▶ **GIVEN EXERCISE**:
Every line that contains the word "JSON" should be copied.

[Figure contents as structured data]
——————

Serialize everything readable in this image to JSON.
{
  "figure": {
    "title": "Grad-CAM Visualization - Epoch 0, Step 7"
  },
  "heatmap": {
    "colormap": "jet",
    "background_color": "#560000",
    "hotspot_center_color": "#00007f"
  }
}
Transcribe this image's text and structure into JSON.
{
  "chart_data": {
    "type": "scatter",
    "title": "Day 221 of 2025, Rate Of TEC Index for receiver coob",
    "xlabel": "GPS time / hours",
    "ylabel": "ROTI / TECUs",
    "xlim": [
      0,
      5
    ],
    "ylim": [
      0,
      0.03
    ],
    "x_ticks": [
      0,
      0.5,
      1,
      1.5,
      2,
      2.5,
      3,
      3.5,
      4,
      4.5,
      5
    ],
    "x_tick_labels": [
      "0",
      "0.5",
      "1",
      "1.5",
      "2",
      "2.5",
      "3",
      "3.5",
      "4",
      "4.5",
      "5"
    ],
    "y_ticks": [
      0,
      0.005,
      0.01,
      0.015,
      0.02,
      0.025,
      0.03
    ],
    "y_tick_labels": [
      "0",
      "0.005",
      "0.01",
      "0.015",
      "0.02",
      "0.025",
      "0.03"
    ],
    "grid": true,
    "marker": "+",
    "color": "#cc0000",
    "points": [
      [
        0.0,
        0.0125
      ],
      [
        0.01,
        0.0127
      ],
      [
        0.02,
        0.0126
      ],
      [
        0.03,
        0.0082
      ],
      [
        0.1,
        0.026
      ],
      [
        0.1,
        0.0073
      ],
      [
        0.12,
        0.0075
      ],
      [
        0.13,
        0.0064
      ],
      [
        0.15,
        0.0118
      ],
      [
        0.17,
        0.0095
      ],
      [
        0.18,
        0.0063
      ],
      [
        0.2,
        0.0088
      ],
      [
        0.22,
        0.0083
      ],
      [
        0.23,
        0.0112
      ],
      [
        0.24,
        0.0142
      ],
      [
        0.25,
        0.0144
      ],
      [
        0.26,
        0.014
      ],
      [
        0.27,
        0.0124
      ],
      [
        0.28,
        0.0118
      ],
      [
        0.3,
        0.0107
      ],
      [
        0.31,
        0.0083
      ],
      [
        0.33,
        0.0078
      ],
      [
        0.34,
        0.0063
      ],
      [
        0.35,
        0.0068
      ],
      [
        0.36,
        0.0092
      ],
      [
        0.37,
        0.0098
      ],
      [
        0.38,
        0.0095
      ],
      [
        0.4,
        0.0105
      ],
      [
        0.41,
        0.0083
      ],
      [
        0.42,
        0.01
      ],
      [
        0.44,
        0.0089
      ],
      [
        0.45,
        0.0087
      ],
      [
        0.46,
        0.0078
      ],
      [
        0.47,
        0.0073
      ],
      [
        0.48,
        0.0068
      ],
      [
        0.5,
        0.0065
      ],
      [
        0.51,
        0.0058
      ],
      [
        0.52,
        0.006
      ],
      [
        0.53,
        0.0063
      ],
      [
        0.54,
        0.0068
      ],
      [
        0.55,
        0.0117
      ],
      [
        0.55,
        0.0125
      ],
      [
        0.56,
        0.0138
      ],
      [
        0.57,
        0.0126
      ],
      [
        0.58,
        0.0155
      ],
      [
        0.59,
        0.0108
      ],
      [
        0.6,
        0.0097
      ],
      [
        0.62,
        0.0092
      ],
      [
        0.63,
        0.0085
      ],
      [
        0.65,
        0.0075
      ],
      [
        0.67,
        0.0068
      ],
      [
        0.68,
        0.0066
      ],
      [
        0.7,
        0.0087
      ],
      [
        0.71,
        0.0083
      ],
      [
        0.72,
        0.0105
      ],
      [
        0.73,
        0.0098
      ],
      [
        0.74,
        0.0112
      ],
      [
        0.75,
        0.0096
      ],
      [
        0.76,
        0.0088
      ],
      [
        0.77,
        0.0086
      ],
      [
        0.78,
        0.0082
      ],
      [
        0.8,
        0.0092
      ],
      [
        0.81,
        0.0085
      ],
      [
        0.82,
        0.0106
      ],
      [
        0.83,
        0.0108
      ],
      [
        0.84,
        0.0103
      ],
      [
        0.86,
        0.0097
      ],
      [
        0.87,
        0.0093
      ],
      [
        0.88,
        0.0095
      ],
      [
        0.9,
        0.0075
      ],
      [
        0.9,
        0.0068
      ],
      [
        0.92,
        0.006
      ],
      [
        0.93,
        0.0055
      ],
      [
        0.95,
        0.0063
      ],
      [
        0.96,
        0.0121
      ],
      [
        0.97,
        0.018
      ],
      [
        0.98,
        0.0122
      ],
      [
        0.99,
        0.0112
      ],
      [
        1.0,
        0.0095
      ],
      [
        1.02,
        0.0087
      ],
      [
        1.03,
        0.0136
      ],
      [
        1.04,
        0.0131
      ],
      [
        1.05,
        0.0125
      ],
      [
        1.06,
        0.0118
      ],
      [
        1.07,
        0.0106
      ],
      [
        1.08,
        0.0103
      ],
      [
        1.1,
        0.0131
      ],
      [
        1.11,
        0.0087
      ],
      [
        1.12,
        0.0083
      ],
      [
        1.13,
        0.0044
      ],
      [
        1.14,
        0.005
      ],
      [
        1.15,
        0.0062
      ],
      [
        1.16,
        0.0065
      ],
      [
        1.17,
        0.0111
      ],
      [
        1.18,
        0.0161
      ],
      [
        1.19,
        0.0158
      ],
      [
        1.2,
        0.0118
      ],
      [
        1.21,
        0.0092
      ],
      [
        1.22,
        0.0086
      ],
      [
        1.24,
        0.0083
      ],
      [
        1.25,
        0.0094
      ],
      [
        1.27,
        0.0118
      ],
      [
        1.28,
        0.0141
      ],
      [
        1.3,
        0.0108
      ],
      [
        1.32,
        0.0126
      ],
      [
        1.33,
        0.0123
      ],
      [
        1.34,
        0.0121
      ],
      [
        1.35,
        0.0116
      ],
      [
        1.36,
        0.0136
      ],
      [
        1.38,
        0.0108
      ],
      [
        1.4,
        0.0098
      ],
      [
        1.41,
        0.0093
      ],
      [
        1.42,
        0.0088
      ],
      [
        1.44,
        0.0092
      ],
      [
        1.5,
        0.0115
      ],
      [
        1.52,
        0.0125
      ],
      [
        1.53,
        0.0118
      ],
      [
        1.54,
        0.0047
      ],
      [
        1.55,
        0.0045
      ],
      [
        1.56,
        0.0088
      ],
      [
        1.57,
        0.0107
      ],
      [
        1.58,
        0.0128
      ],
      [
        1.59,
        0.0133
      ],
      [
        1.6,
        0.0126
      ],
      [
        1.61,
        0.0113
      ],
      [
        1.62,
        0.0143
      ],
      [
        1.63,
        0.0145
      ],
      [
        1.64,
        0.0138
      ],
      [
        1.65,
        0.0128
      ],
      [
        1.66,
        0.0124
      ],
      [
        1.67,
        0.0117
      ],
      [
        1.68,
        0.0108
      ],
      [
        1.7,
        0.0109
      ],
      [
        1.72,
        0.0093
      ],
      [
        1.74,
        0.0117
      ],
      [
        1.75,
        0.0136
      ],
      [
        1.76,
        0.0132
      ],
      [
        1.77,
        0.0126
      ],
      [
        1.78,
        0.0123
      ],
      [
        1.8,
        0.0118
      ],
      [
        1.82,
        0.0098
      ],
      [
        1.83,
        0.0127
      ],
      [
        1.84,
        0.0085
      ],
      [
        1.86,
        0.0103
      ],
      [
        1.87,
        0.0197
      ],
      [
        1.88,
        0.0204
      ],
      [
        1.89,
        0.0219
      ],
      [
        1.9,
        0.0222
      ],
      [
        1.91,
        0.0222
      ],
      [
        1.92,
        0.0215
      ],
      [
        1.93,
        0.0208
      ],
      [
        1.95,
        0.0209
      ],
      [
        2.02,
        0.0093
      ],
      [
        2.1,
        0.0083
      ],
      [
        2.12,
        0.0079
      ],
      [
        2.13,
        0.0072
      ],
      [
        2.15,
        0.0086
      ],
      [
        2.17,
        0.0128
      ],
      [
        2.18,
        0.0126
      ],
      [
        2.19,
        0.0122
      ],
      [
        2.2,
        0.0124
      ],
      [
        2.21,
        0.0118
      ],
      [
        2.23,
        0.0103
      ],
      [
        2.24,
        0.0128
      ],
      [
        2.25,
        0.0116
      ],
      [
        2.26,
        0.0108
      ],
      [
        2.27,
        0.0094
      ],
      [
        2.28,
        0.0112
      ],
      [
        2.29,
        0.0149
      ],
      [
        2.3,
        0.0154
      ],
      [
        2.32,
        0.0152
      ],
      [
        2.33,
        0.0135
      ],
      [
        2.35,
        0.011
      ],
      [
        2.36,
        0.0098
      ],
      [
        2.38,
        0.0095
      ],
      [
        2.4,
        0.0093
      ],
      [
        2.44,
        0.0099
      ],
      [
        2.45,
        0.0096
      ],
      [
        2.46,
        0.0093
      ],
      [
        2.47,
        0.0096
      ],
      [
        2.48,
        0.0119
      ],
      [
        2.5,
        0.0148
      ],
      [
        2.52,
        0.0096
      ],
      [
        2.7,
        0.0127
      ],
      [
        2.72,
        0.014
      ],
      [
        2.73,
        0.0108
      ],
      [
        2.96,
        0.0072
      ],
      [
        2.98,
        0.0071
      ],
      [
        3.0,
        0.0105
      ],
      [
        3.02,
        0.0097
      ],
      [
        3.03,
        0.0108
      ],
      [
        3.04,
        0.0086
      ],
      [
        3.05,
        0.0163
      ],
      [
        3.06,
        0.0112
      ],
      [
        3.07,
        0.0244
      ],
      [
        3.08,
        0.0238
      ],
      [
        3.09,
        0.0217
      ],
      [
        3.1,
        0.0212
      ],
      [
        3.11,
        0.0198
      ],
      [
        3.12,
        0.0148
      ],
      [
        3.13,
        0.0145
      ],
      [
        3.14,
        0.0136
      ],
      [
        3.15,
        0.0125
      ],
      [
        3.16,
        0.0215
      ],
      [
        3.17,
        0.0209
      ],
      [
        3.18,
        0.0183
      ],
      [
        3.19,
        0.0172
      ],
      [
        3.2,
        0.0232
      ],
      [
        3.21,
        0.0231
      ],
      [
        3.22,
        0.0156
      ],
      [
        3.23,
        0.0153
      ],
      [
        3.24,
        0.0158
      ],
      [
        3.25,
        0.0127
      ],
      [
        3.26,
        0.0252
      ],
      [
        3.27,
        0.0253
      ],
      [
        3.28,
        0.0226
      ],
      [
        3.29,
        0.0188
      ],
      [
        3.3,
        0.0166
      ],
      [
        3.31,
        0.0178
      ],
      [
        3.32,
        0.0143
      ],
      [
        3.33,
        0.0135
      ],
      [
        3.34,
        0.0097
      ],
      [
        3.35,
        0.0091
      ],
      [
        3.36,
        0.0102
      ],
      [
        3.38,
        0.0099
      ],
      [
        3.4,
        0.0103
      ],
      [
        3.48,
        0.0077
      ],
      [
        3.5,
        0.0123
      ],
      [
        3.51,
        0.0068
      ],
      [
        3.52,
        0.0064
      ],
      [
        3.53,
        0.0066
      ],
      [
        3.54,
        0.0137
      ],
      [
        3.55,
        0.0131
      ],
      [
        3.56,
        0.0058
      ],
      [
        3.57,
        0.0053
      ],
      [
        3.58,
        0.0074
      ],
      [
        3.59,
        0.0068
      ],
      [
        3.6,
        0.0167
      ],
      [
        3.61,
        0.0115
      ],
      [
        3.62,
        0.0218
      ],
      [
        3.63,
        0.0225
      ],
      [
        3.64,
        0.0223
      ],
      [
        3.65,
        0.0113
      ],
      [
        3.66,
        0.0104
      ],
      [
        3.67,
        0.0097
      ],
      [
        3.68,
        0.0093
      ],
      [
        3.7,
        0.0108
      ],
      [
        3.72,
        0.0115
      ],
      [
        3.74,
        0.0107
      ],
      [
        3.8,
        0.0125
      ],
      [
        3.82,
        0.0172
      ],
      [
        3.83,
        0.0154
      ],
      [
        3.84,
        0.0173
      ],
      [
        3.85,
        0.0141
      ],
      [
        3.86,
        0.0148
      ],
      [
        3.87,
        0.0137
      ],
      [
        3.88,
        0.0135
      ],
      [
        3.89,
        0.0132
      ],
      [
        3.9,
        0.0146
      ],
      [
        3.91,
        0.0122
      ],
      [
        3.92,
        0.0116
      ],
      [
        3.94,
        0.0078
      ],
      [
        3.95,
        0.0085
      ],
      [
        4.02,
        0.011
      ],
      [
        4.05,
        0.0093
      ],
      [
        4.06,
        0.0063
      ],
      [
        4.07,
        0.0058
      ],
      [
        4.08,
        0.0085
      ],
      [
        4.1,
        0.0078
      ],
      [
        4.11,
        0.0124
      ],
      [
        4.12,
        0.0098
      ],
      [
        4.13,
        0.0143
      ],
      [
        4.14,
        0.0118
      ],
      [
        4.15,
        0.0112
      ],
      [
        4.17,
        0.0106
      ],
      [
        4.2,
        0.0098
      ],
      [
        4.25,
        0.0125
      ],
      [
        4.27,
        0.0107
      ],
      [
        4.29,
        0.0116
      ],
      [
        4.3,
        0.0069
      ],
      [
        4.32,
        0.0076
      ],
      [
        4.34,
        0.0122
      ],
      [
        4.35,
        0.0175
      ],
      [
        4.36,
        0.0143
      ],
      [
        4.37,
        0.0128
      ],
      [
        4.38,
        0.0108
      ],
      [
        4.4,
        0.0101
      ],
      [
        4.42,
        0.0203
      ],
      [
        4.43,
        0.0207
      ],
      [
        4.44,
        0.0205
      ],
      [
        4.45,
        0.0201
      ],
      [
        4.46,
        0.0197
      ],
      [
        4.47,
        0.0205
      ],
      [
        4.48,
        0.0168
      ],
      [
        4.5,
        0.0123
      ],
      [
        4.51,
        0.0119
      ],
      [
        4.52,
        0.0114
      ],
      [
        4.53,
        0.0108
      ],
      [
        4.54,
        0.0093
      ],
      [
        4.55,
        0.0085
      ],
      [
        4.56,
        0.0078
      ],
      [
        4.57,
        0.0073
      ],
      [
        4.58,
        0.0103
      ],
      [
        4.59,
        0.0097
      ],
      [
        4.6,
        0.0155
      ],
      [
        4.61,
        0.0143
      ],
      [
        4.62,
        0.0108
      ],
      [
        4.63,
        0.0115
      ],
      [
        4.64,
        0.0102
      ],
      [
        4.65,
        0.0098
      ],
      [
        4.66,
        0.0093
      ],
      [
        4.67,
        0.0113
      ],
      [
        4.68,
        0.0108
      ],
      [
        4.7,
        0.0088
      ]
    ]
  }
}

——————

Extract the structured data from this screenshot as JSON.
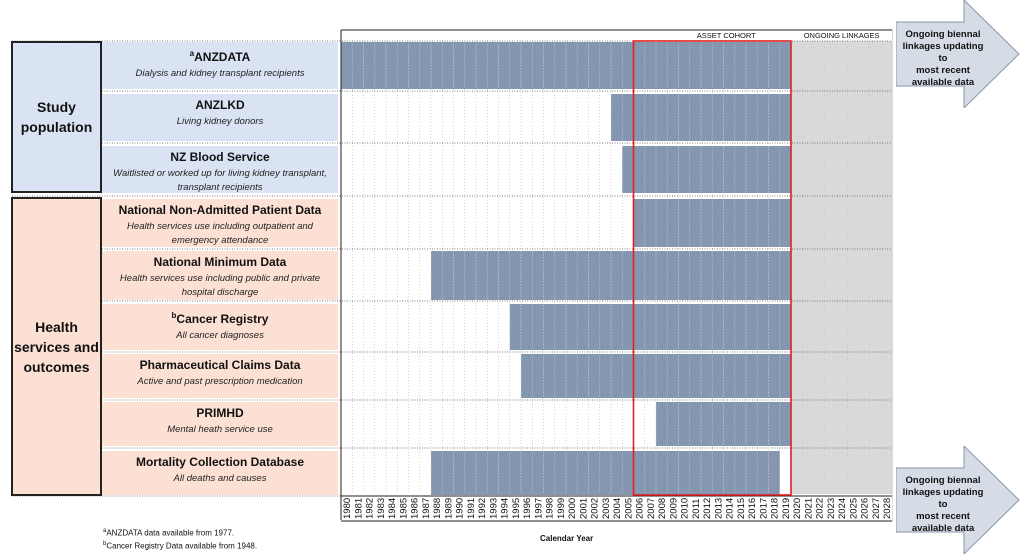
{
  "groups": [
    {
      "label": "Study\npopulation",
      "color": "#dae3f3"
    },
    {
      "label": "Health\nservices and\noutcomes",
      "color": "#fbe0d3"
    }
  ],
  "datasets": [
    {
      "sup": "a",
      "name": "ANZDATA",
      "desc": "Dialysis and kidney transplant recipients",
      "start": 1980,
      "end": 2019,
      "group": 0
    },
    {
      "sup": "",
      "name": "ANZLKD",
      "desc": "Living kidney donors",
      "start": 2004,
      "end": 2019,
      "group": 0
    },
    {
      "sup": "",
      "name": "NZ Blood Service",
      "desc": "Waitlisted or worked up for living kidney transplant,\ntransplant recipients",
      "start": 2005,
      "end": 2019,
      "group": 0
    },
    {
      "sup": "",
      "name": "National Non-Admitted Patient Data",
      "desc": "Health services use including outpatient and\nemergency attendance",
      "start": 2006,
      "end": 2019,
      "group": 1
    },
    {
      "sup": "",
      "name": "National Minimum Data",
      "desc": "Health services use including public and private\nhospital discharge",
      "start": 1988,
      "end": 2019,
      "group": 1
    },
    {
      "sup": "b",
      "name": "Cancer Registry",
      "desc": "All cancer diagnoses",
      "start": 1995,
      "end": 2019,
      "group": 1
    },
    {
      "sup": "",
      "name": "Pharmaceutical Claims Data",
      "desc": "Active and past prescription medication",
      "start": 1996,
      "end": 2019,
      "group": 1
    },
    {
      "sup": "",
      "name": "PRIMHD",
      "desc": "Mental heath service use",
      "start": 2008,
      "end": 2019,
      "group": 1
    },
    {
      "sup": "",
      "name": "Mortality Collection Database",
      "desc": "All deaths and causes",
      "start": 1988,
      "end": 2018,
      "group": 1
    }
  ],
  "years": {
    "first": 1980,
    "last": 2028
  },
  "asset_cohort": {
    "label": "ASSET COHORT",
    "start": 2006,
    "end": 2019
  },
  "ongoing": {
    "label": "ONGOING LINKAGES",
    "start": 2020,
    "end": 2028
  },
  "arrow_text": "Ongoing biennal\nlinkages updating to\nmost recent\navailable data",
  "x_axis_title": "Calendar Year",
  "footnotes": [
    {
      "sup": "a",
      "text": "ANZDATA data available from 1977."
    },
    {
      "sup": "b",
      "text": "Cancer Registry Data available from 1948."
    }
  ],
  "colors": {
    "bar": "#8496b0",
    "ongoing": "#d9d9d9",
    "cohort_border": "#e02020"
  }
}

——————

▶ **THE RESPONSE**:
Serialize everything readable in this image to JSON.
Transcribe this image's text and structure into JSON.
Extract the structured data from this screenshot as JSON.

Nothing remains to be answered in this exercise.